From the line containing "What text is on this page?" down to the last line of the listing, quote everything word for word, and nothing else, keeping pictures out.

• **PROVIDED MATERIAL**:
▬▬▬

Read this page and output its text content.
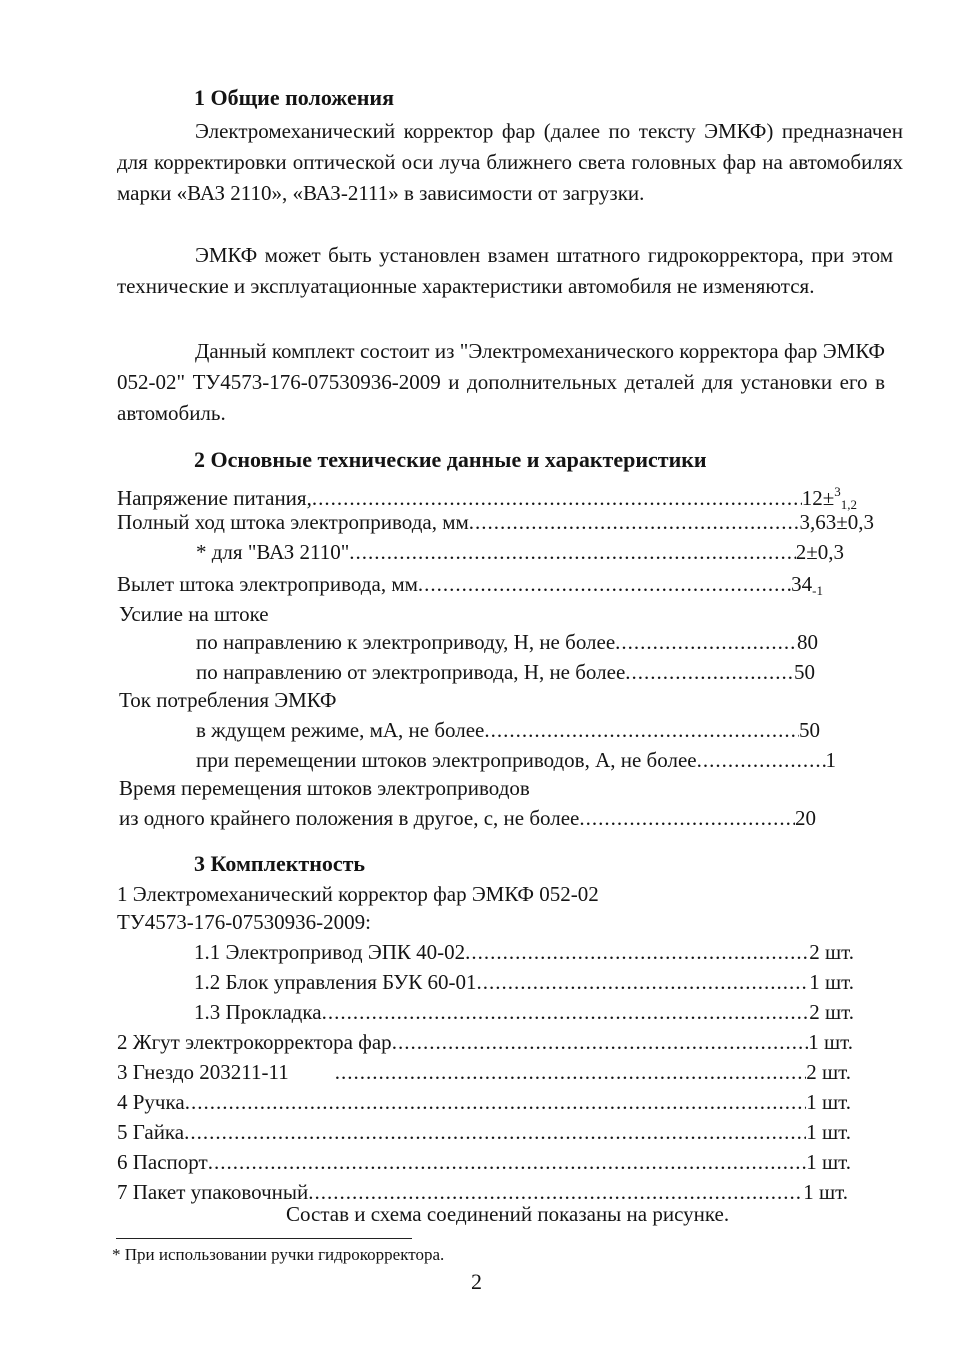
1 Общие положения

Электромеханический корректор фар (далее по тексту ЭМКФ) предназначен для корректировки оптической оси луча ближнего света головных фар на автомобилях марки «ВАЗ 2110», «ВАЗ-2111» в зависимости от загрузки.

ЭМКФ может быть установлен взамен штатного гидрокорректора, при этом технические и эксплуатационные характеристики автомобиля не изменяются.

Данный комплект состоит из "Электромеханического корректора фар ЭМКФ 052-02" ТУ4573-176-07530936-2009 и дополнительных деталей для установки его в автомобиль.

2 Основные технические данные и характеристики
Напряжение питания, .....	12±$^3_{1,2}$
Полный ход штока электропривода, мм .....	3,63±0,3
* для "ВАЗ 2110" .....	2±0,3
Вылет штока электропривода, мм .....	$34_{-1}$
Усилие на штоке
по направлению к электроприводу, Н, не более .....	80
по направлению от электропривода, Н, не более .....	50
Ток потребления ЭМКФ
в ждущем режиме, мА, не более .....	50
при перемещении штоков электроприводов, А, не более .....	1
Время перемещения штоков электроприводов
из одного крайнего положения в другое, с, не более .....	20
3 Комплектность
1 Электромеханический корректор фар ЭМКФ 052-02
ТУ4573-176-07530936-2009:
1.1 Электропривод ЭПК 40-02 .....	2 шт.
1.2 Блок управления БУК 60-01 .....	1 шт.
1.3 Прокладка .....	2 шт.
2 Жгут электрокорректора фар .....	1 шт.
3 Гнездо 203211-11 .....	2 шт.
4 Ручка .....	1 шт.
5 Гайка .....	1 шт.
6 Паспорт .....	1 шт.
7 Пакет упаковочный .....	1 шт.
Состав и схема соединений показаны на рисунке.
* При использовании ручки гидрокорректора.
2
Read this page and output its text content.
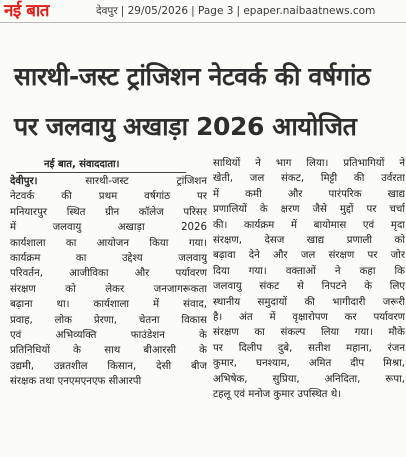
नई बात	देवपुर | 29/05/2026 | Page 3 | epaper.naibaatnews.com
सारथी-जस्ट ट्रांजिशन नेटवर्क की वर्षगांठ
पर जलवायु अखाड़ा 2026 आयोजित
नई बात, संवाददाता।
देवीपुर। सारथी-जस्ट ट्रांजिशन
नेटवर्क की प्रथम वर्षगांठ पर
मनियारपुर स्थित ग्रीन कॉलेज परिसर
में जलवायु अखाड़ा 2026
कार्यशाला का आयोजन किया गया।
कार्यक्रम का उद्देश्य जलवायु
परिवर्तन, आजीविका और पर्यावरण
संरक्षण को लेकर जनजागरूकता
बढ़ाना था। कार्यशाला में संवाद,
प्रवाह, लोक प्रेरणा, चेतना विकास
एवं अभिव्यक्ति फाउंडेशन के
प्रतिनिधियों के साथ बीआरसी के
उद्यमी, उन्नतशील किसान, देसी बीज
संरक्षक तथा एनएमएनएफ सीआरपी
साथियों ने भाग लिया। प्रतिभागियों ने
खेती, जल संकट, मिट्टी की उर्वरता
में कमी और पारंपरिक खाद्य
प्रणालियों के क्षरण जैसे मुद्दों पर चर्चा
की। कार्यक्रम में बायोमास एवं मृदा
संरक्षण, देसज खाद्य प्रणाली को
बढ़ावा देने और जल संरक्षण पर जोर
दिया गया। वक्ताओं ने कहा कि
जलवायु संकट से निपटने के लिए
स्थानीय समुदायों की भागीदारी जरूरी
है। अंत में वृक्षारोपण कर पर्यावरण
संरक्षण का संकल्प लिया गया। मौके
पर दिलीप दुबे, सतीश महाना, रंजन
कुमार, घनश्याम, अमित दीप मिश्रा,
अभिषेक, सुप्रिया, अनिदिता, रूपा,
टहलू एवं मनोज कुमार उपस्थित थे।
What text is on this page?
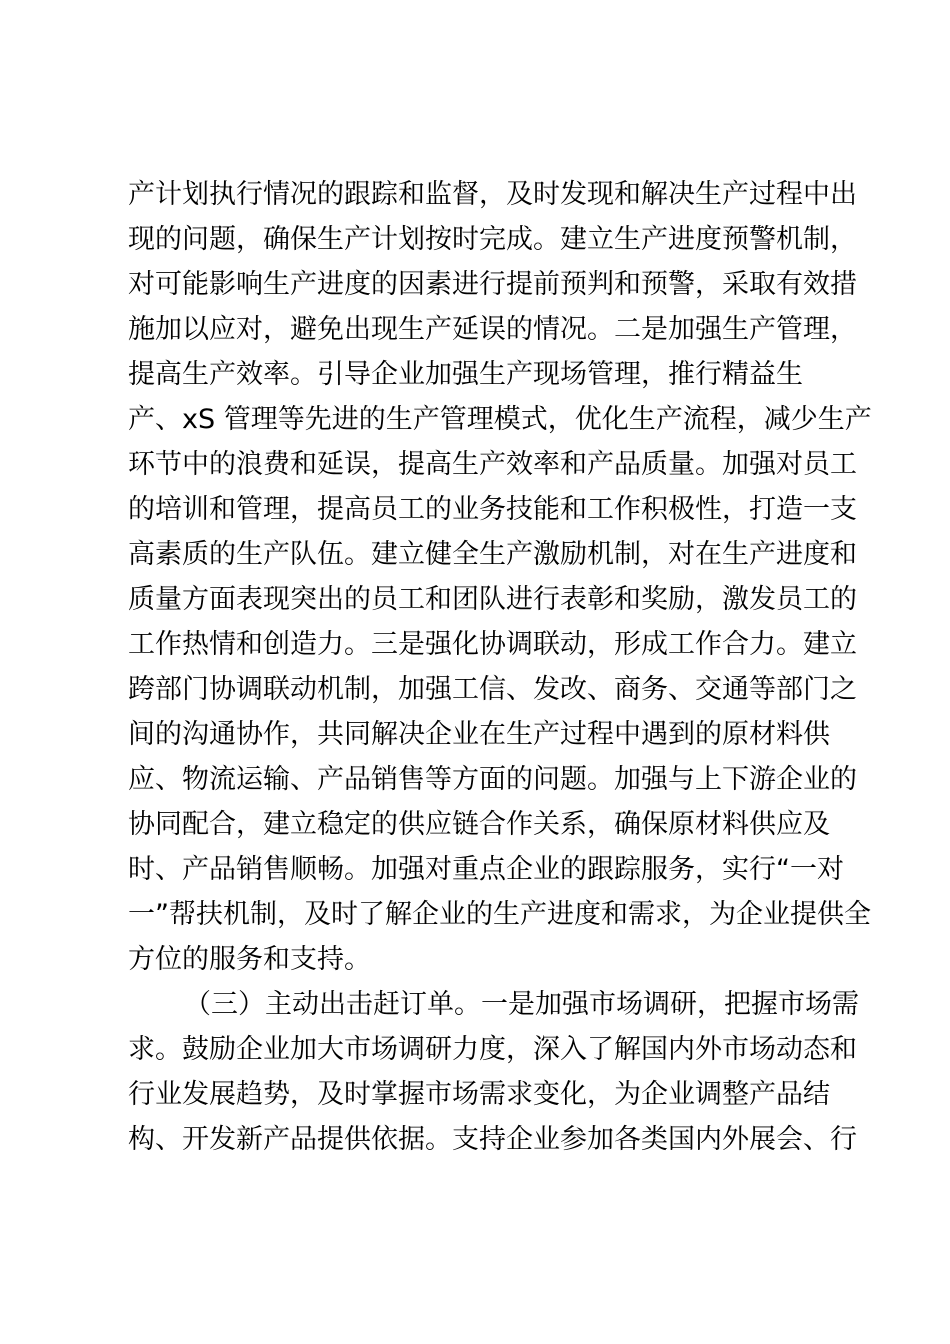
产计划执行情况的跟踪和监督，及时发现和解决生产过程中出
现的问题，确保生产计划按时完成。建立生产进度预警机制，
对可能影响生产进度的因素进行提前预判和预警，采取有效措
施加以应对，避免出现生产延误的情况。二是加强生产管理，
提高生产效率。引导企业加强生产现场管理，推行精益生
产、xS 管理等先进的生产管理模式，优化生产流程，减少生产
环节中的浪费和延误，提高生产效率和产品质量。加强对员工
的培训和管理，提高员工的业务技能和工作积极性，打造一支
高素质的生产队伍。建立健全生产激励机制，对在生产进度和
质量方面表现突出的员工和团队进行表彰和奖励，激发员工的
工作热情和创造力。三是强化协调联动，形成工作合力。建立
跨部门协调联动机制，加强工信、发改、商务、交通等部门之
间的沟通协作，共同解决企业在生产过程中遇到的原材料供
应、物流运输、产品销售等方面的问题。加强与上下游企业的
协同配合，建立稳定的供应链合作关系，确保原材料供应及
时、产品销售顺畅。加强对重点企业的跟踪服务，实行“一对
一”帮扶机制，及时了解企业的生产进度和需求，为企业提供全
方位的服务和支持。
（三）主动出击赶订单。一是加强市场调研，把握市场需
求。鼓励企业加大市场调研力度，深入了解国内外市场动态和
行业发展趋势，及时掌握市场需求变化，为企业调整产品结
构、开发新产品提供依据。支持企业参加各类国内外展会、行
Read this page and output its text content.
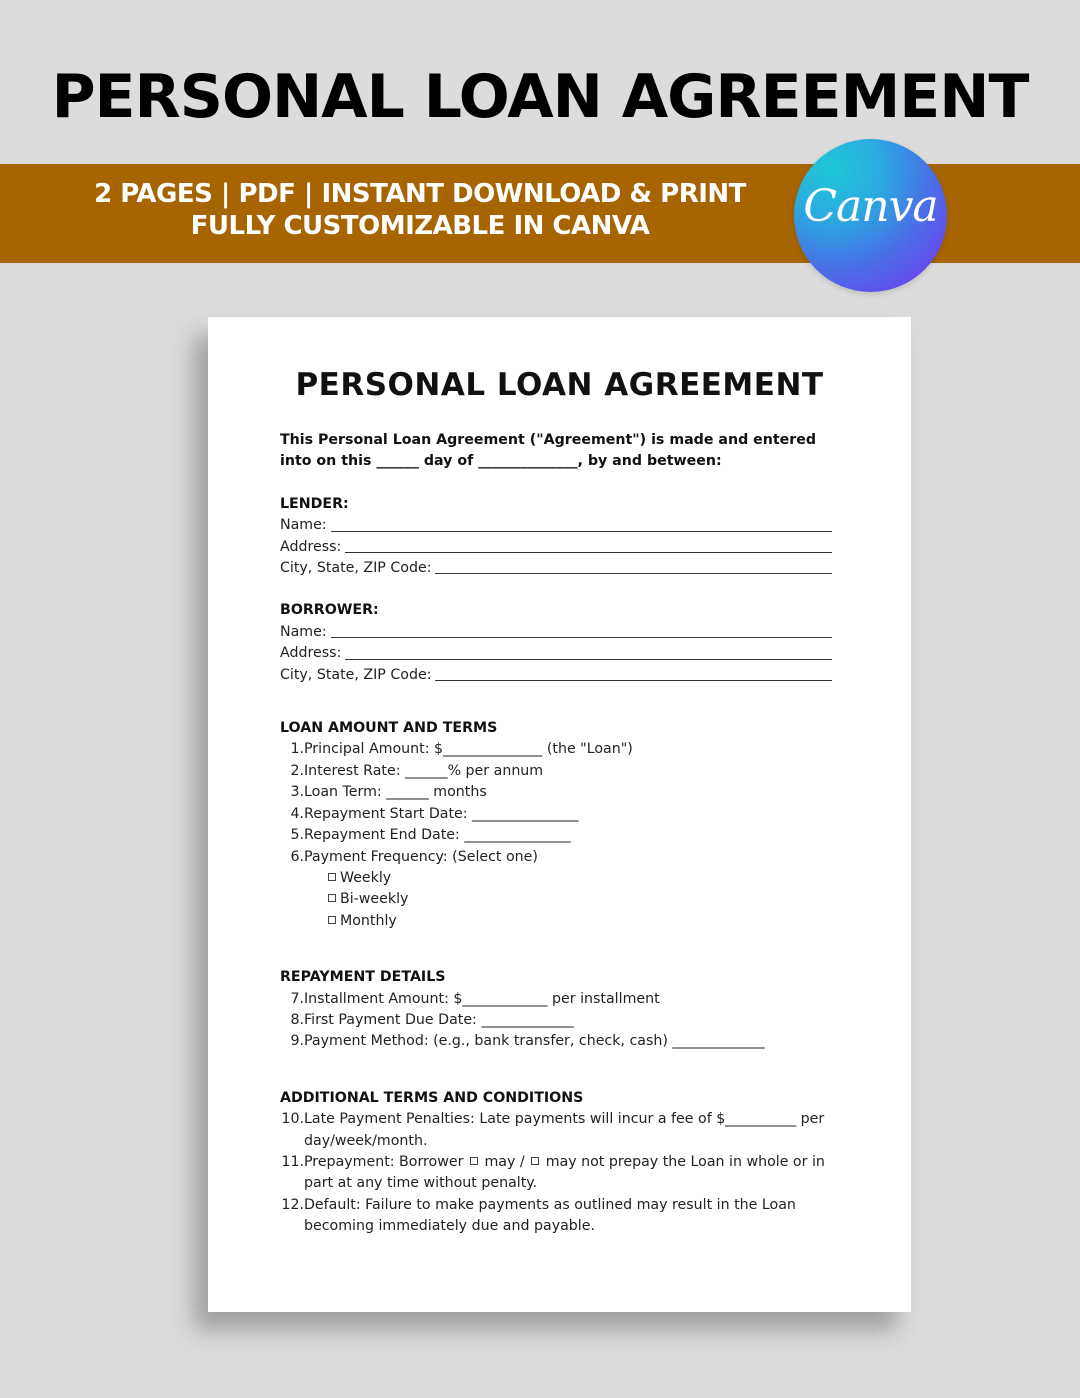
PERSONAL LOAN AGREEMENT
2 PAGES | PDF | INSTANT DOWNLOAD & PRINT
FULLY CUSTOMIZABLE IN CANVA	Canva
PERSONAL LOAN AGREEMENT
This Personal Loan Agreement ("Agreement") is made and entered into on this ______ day of ______________, by and between:
LENDER:
Name:
Address:
City, State, ZIP Code:
BORROWER:
Name:
Address:
City, State, ZIP Code:
LOAN AMOUNT AND TERMS
1. Principal Amount: $______________ (the "Loan")
2. Interest Rate: ______% per annum
3. Loan Term: ______ months
4. Repayment Start Date: _______________
5. Repayment End Date: _______________
6. Payment Frequency: (Select one)
Weekly
Bi-weekly
Monthly
REPAYMENT DETAILS
7. Installment Amount: $____________ per installment
8. First Payment Due Date: _____________
9. Payment Method: (e.g., bank transfer, check, cash) _____________
ADDITIONAL TERMS AND CONDITIONS
10. Late Payment Penalties: Late payments will incur a fee of $__________ per day/week/month.
11. Prepayment: Borrower may / may not prepay the Loan in whole or in part at any time without penalty.
12. Default: Failure to make payments as outlined may result in the Loan becoming immediately due and payable.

▬▬▬

• **ANSWER IN FULL**:
What text is on this page?
产计划执行情况的跟踪和监督，及时发现和解决生产过程中出
现的问题，确保生产计划按时完成。建立生产进度预警机制，
对可能影响生产进度的因素进行提前预判和预警，采取有效措
施加以应对，避免出现生产延误的情况。二是加强生产管理，
提高生产效率。引导企业加强生产现场管理，推行精益生
产、xS 管理等先进的生产管理模式，优化生产流程，减少生产
环节中的浪费和延误，提高生产效率和产品质量。加强对员工
的培训和管理，提高员工的业务技能和工作积极性，打造一支
高素质的生产队伍。建立健全生产激励机制，对在生产进度和
质量方面表现突出的员工和团队进行表彰和奖励，激发员工的
工作热情和创造力。三是强化协调联动，形成工作合力。建立
跨部门协调联动机制，加强工信、发改、商务、交通等部门之
间的沟通协作，共同解决企业在生产过程中遇到的原材料供
应、物流运输、产品销售等方面的问题。加强与上下游企业的
协同配合，建立稳定的供应链合作关系，确保原材料供应及
时、产品销售顺畅。加强对重点企业的跟踪服务，实行“一对
一”帮扶机制，及时了解企业的生产进度和需求，为企业提供全
方位的服务和支持。
（三）主动出击赶订单。一是加强市场调研，把握市场需
求。鼓励企业加大市场调研力度，深入了解国内外市场动态和
行业发展趋势，及时掌握市场需求变化，为企业调整产品结
构、开发新产品提供依据。支持企业参加各类国内外展会、行
Read this page and output its text content.
PERSONAL LOAN AGREEMENT
2 PAGES | PDF | INSTANT DOWNLOAD & PRINT
FULLY CUSTOMIZABLE IN CANVA	Canva
PERSONAL LOAN AGREEMENT
This Personal Loan Agreement ("Agreement") is made and entered into on this ______ day of ______________, by and between:
LENDER:
Name:
Address:
City, State, ZIP Code:
BORROWER:
Name:
Address:
City, State, ZIP Code:
LOAN AMOUNT AND TERMS
1. Principal Amount: $______________ (the "Loan")
2. Interest Rate: ______% per annum
3. Loan Term: ______ months
4. Repayment Start Date: _______________
5. Repayment End Date: _______________
6. Payment Frequency: (Select one)
Weekly
Bi-weekly
Monthly
REPAYMENT DETAILS
7. Installment Amount: $____________ per installment
8. First Payment Due Date: _____________
9. Payment Method: (e.g., bank transfer, check, cash) _____________
ADDITIONAL TERMS AND CONDITIONS
10. Late Payment Penalties: Late payments will incur a fee of $__________ per day/week/month.
11. Prepayment: Borrower may / may not prepay the Loan in whole or in part at any time without penalty.
12. Default: Failure to make payments as outlined may result in the Loan becoming immediately due and payable.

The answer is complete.